[SHORT TASK]
Return every record below exactly as written, omitting any pictures.

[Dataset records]
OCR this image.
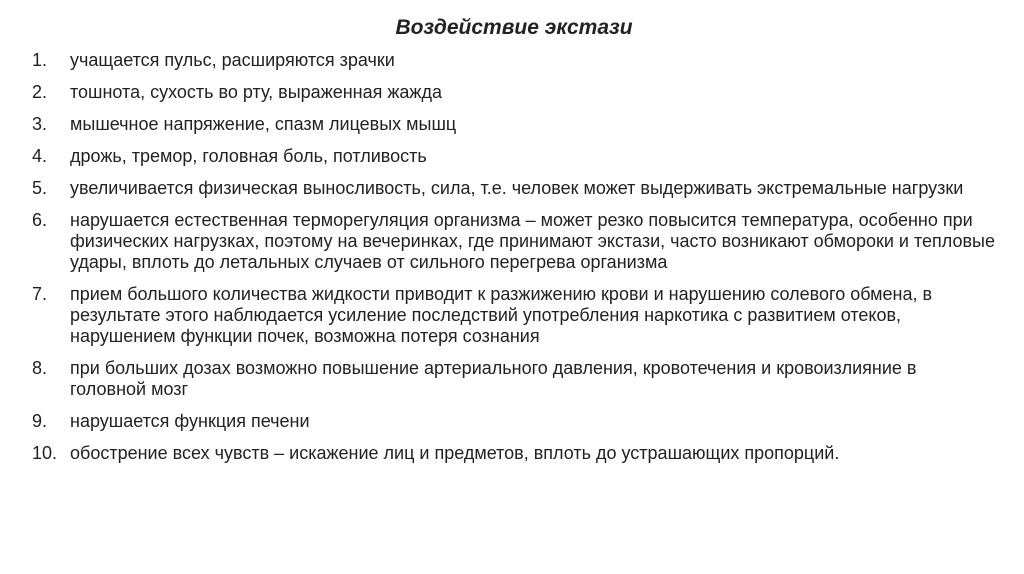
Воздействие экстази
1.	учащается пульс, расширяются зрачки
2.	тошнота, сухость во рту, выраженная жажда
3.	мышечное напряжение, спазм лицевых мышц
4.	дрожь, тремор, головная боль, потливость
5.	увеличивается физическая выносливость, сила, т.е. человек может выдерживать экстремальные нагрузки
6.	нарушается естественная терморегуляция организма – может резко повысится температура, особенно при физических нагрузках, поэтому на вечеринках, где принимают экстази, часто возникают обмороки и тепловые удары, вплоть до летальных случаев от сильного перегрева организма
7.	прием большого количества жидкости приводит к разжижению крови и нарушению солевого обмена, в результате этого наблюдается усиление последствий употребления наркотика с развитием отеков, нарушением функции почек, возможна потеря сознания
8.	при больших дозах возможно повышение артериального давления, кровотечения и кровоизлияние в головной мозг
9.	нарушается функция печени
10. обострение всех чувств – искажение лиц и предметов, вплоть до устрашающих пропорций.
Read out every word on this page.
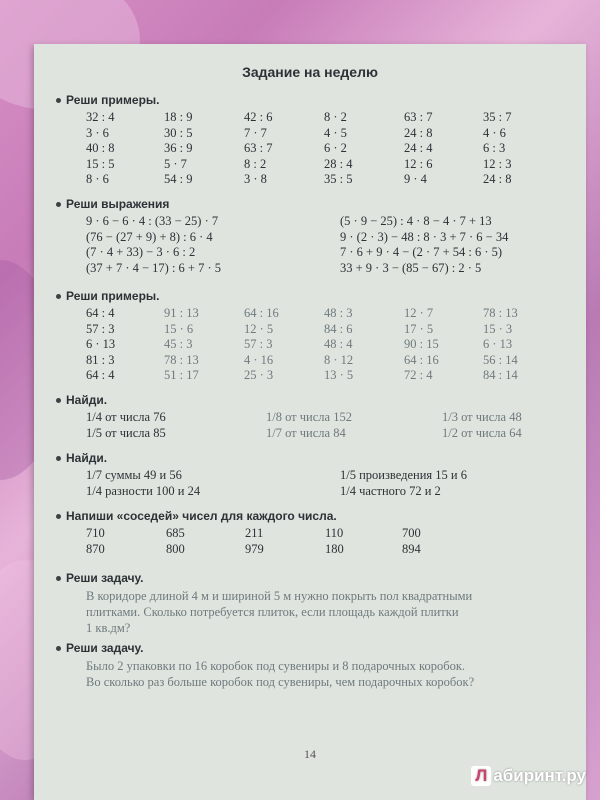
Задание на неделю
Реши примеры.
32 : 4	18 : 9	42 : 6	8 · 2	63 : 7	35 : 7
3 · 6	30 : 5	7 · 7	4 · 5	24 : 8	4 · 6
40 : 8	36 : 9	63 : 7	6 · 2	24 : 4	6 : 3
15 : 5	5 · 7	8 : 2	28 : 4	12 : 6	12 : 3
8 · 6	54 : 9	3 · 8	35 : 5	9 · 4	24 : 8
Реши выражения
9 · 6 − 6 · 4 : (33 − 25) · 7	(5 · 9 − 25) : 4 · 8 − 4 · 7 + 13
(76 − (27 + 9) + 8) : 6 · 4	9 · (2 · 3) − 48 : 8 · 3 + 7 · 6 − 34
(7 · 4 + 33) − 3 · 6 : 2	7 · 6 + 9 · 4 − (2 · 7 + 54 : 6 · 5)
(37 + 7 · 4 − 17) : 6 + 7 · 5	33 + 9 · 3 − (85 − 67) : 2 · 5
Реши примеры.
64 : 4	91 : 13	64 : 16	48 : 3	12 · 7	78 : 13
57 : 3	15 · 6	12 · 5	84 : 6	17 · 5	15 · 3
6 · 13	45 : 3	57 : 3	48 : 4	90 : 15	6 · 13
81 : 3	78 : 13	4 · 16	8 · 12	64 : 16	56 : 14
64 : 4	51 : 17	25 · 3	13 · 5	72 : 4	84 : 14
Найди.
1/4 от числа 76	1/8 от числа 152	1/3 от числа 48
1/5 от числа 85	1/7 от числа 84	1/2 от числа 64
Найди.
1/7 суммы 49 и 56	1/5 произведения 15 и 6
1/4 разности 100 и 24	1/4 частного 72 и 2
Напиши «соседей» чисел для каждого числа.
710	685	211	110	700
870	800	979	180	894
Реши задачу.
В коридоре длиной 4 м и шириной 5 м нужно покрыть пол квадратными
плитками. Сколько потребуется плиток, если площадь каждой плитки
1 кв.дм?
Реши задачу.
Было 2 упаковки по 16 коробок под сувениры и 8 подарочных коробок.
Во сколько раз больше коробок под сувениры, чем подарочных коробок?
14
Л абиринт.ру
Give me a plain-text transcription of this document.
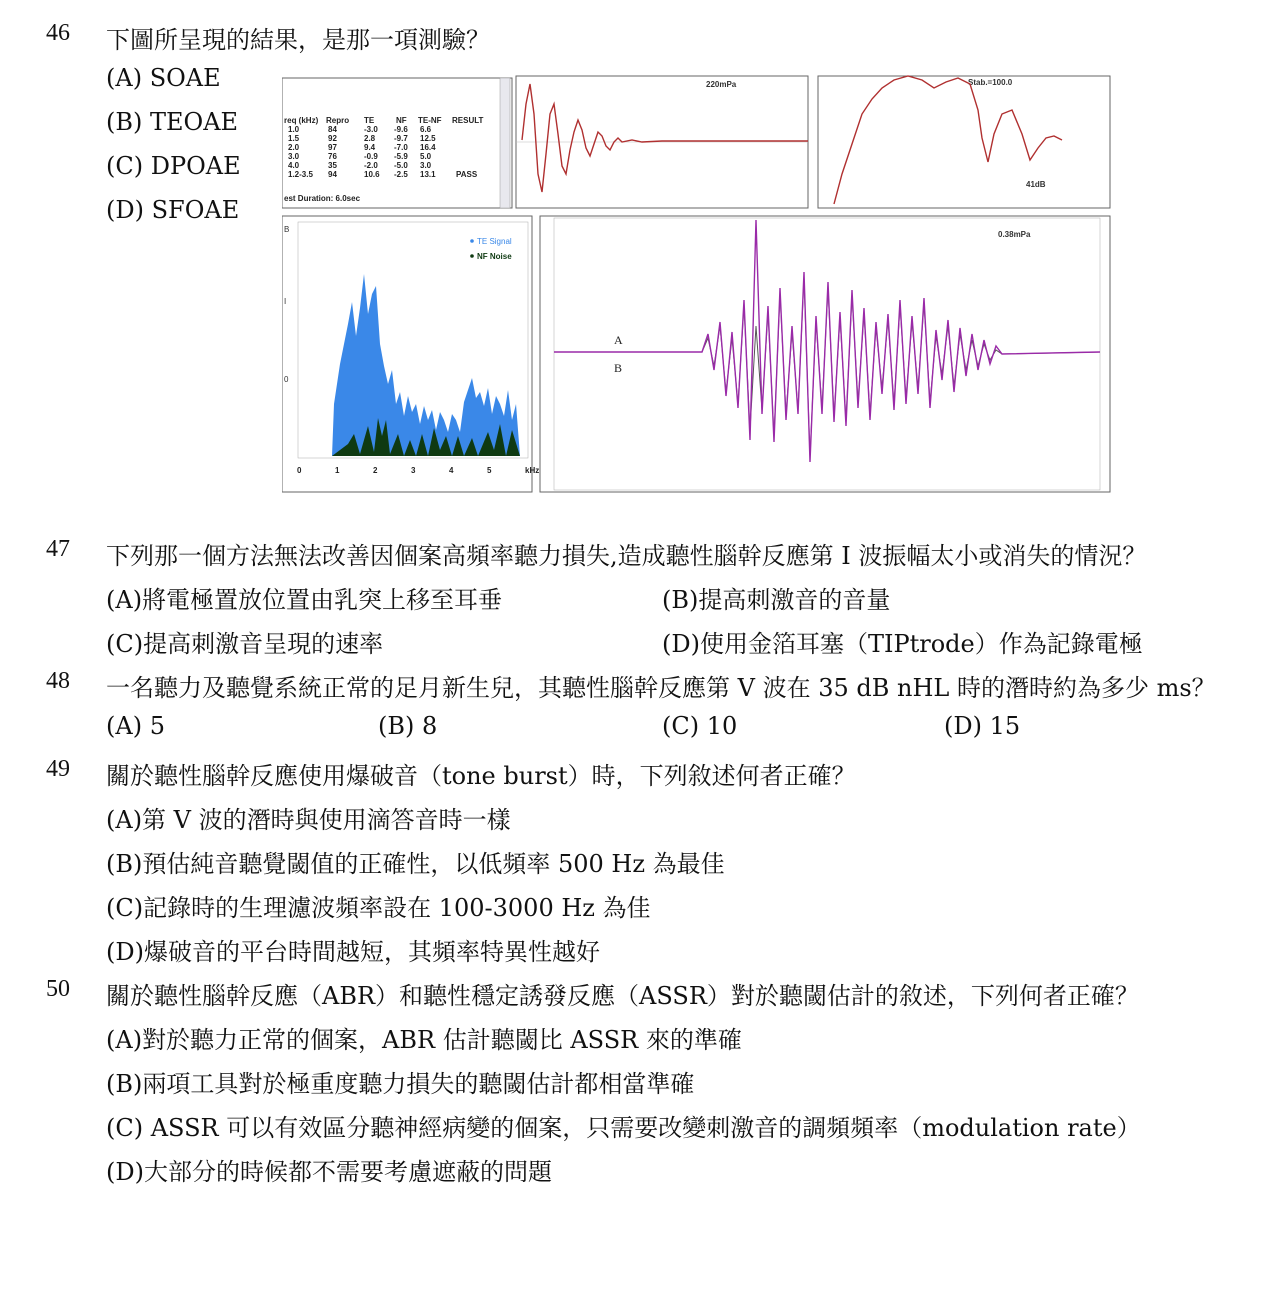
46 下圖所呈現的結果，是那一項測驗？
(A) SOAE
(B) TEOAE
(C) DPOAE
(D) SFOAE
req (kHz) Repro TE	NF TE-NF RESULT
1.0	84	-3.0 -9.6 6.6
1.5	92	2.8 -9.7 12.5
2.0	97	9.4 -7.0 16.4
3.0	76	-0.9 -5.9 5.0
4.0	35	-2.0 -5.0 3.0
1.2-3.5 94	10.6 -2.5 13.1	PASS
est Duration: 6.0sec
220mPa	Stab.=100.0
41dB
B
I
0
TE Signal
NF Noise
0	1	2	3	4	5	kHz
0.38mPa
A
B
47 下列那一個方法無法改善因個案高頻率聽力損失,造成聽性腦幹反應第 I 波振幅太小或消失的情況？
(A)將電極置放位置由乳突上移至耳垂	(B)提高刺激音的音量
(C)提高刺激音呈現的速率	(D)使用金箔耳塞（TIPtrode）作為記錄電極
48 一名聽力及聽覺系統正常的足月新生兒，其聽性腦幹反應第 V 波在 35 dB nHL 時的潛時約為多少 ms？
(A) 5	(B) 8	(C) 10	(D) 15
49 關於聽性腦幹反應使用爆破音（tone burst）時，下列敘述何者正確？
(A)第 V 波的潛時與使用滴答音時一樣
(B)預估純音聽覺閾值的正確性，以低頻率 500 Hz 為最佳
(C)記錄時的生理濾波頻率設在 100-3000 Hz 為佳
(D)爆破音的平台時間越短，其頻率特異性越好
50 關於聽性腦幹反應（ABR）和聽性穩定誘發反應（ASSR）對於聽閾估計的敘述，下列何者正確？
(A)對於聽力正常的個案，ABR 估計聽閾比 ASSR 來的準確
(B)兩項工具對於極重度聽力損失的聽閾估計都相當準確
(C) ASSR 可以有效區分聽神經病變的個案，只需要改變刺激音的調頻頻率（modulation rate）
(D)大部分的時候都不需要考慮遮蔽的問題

[EXPECTED ANSWER]
OCR this image.
Воздействие экстази
1.	учащается пульс, расширяются зрачки
2.	тошнота, сухость во рту, выраженная жажда
3.	мышечное напряжение, спазм лицевых мышц
4.	дрожь, тремор, головная боль, потливость
5.	увеличивается физическая выносливость, сила, т.е. человек может выдерживать экстремальные нагрузки
6.	нарушается естественная терморегуляция организма – может резко повысится температура, особенно при физических нагрузках, поэтому на вечеринках, где принимают экстази, часто возникают обмороки и тепловые удары, вплоть до летальных случаев от сильного перегрева организма
7.	прием большого количества жидкости приводит к разжижению крови и нарушению солевого обмена, в результате этого наблюдается усиление последствий употребления наркотика с развитием отеков, нарушением функции почек, возможна потеря сознания
8.	при больших дозах возможно повышение артериального давления, кровотечения и кровоизлияние в головной мозг
9.	нарушается функция печени
10. обострение всех чувств – искажение лиц и предметов, вплоть до устрашающих пропорций.
Read out every word on this page.
Задание на неделю
Реши примеры.
32 : 4	18 : 9	42 : 6	8 · 2	63 : 7	35 : 7
3 · 6	30 : 5	7 · 7	4 · 5	24 : 8	4 · 6
40 : 8	36 : 9	63 : 7	6 · 2	24 : 4	6 : 3
15 : 5	5 · 7	8 : 2	28 : 4	12 : 6	12 : 3
8 · 6	54 : 9	3 · 8	35 : 5	9 · 4	24 : 8
Реши выражения
9 · 6 − 6 · 4 : (33 − 25) · 7	(5 · 9 − 25) : 4 · 8 − 4 · 7 + 13
(76 − (27 + 9) + 8) : 6 · 4	9 · (2 · 3) − 48 : 8 · 3 + 7 · 6 − 34
(7 · 4 + 33) − 3 · 6 : 2	7 · 6 + 9 · 4 − (2 · 7 + 54 : 6 · 5)
(37 + 7 · 4 − 17) : 6 + 7 · 5	33 + 9 · 3 − (85 − 67) : 2 · 5
Реши примеры.
64 : 4	91 : 13	64 : 16	48 : 3	12 · 7	78 : 13
57 : 3	15 · 6	12 · 5	84 : 6	17 · 5	15 · 3
6 · 13	45 : 3	57 : 3	48 : 4	90 : 15	6 · 13
81 : 3	78 : 13	4 · 16	8 · 12	64 : 16	56 : 14
64 : 4	51 : 17	25 · 3	13 · 5	72 : 4	84 : 14
Найди.
1/4 от числа 76	1/8 от числа 152	1/3 от числа 48
1/5 от числа 85	1/7 от числа 84	1/2 от числа 64
Найди.
1/7 суммы 49 и 56	1/5 произведения 15 и 6
1/4 разности 100 и 24	1/4 частного 72 и 2
Напиши «соседей» чисел для каждого числа.
710	685	211	110	700
870	800	979	180	894
Реши задачу.
В коридоре длиной 4 м и шириной 5 м нужно покрыть пол квадратными
плитками. Сколько потребуется плиток, если площадь каждой плитки
1 кв.дм?
Реши задачу.
Было 2 упаковки по 16 коробок под сувениры и 8 подарочных коробок.
Во сколько раз больше коробок под сувениры, чем подарочных коробок?
14
Л абиринт.ру
Give me a plain-text transcription of this document.
46 下圖所呈現的結果，是那一項測驗？
(A) SOAE
(B) TEOAE
(C) DPOAE
(D) SFOAE
req (kHz) Repro TE	NF TE-NF RESULT
1.0	84	-3.0 -9.6 6.6
1.5	92	2.8 -9.7 12.5
2.0	97	9.4 -7.0 16.4
3.0	76	-0.9 -5.9 5.0
4.0	35	-2.0 -5.0 3.0
1.2-3.5 94	10.6 -2.5 13.1	PASS
est Duration: 6.0sec
220mPa	Stab.=100.0
41dB
B
I
0
TE Signal
NF Noise
0	1	2	3	4	5	kHz
0.38mPa
A
B
47 下列那一個方法無法改善因個案高頻率聽力損失,造成聽性腦幹反應第 I 波振幅太小或消失的情況？
(A)將電極置放位置由乳突上移至耳垂	(B)提高刺激音的音量
(C)提高刺激音呈現的速率	(D)使用金箔耳塞（TIPtrode）作為記錄電極
48 一名聽力及聽覺系統正常的足月新生兒，其聽性腦幹反應第 V 波在 35 dB nHL 時的潛時約為多少 ms？
(A) 5	(B) 8	(C) 10	(D) 15
49 關於聽性腦幹反應使用爆破音（tone burst）時，下列敘述何者正確？
(A)第 V 波的潛時與使用滴答音時一樣
(B)預估純音聽覺閾值的正確性，以低頻率 500 Hz 為最佳
(C)記錄時的生理濾波頻率設在 100-3000 Hz 為佳
(D)爆破音的平台時間越短，其頻率特異性越好
50 關於聽性腦幹反應（ABR）和聽性穩定誘發反應（ASSR）對於聽閾估計的敘述，下列何者正確？
(A)對於聽力正常的個案，ABR 估計聽閾比 ASSR 來的準確
(B)兩項工具對於極重度聽力損失的聽閾估計都相當準確
(C) ASSR 可以有效區分聽神經病變的個案，只需要改變刺激音的調頻頻率（modulation rate）
(D)大部分的時候都不需要考慮遮蔽的問題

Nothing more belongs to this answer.